Items from a data source
########################################
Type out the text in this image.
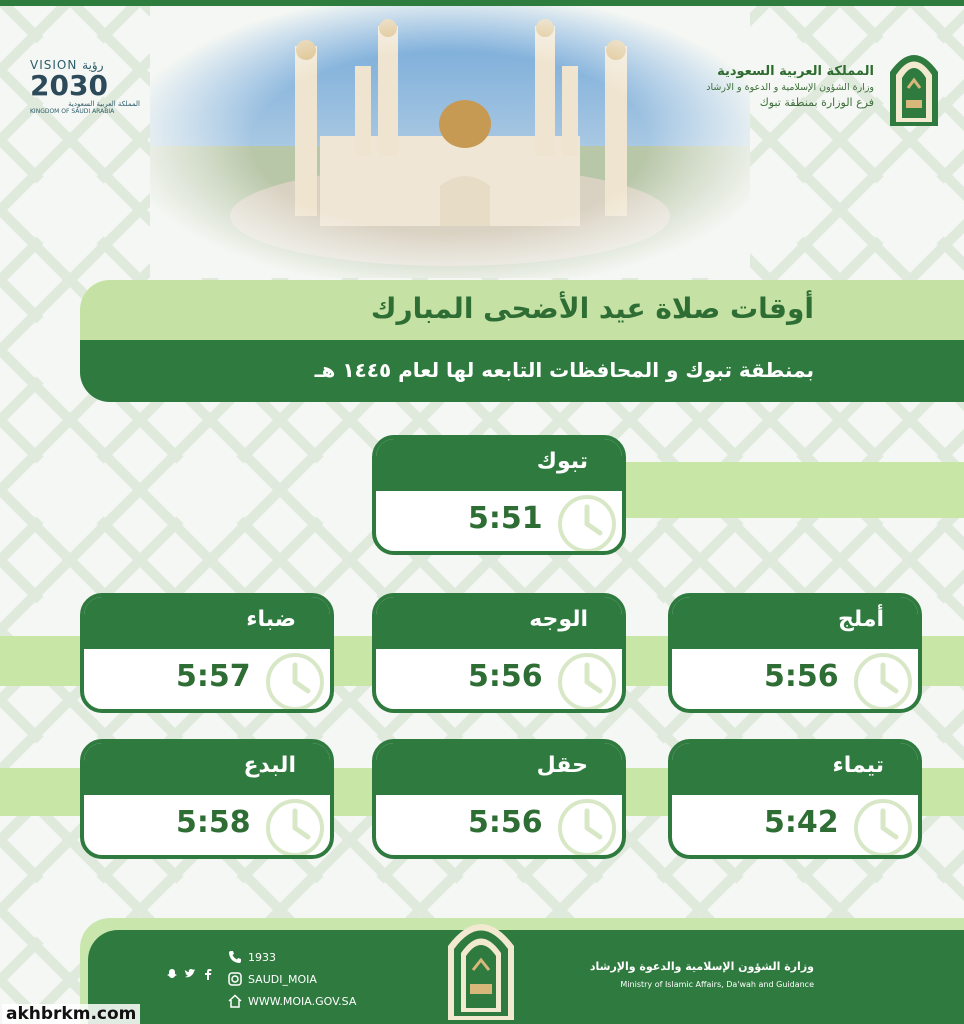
VISION رؤية
2030
المملكة العربية السعودية
KINGDOM OF SAUDI ARABIA
المملكة العربية السعودية
وزارة الشؤون الإسلامية و الدعوة و الارشاد
فرع الوزارة بمنطقة تبوك
أوقات صلاة عيد الأضحى المبارك
بمنطقة تبوك و المحافظات التابعه لها لعام ١٤٤٥ هـ
تبوك
5:51
أملج
5:56
الوجه
5:56
ضباء
5:57
تيماء
5:42
حقل
5:56
البدع
5:58
1933
SAUDI_MOIA
WWW.MOIA.GOV.SA
وزارة الشؤون الإسلامية والدعوة والإرشاد
Ministry of Islamic Affairs, Da'wah and Guidance
akhbrkm.com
########################################
What to work on — Keep the pictures out of the copy and return the rest of the data above exactly.

Result for this task —
Type out the text in this image.
VISION رؤية
2030
المملكة العربية السعودية
KINGDOM OF SAUDI ARABIA
المملكة العربية السعودية
وزارة الشؤون الإسلامية و الدعوة و الارشاد
فرع الوزارة بمنطقة تبوك
أوقات صلاة عيد الأضحى المبارك
بمنطقة تبوك و المحافظات التابعه لها لعام ١٤٤٥ هـ
تبوك
5:51
أملج
5:56
الوجه
5:56
ضباء
5:57
تيماء
5:42
حقل
5:56
البدع
5:58
1933
SAUDI_MOIA
WWW.MOIA.GOV.SA
وزارة الشؤون الإسلامية والدعوة والإرشاد
Ministry of Islamic Affairs, Da'wah and Guidance
akhbrkm.com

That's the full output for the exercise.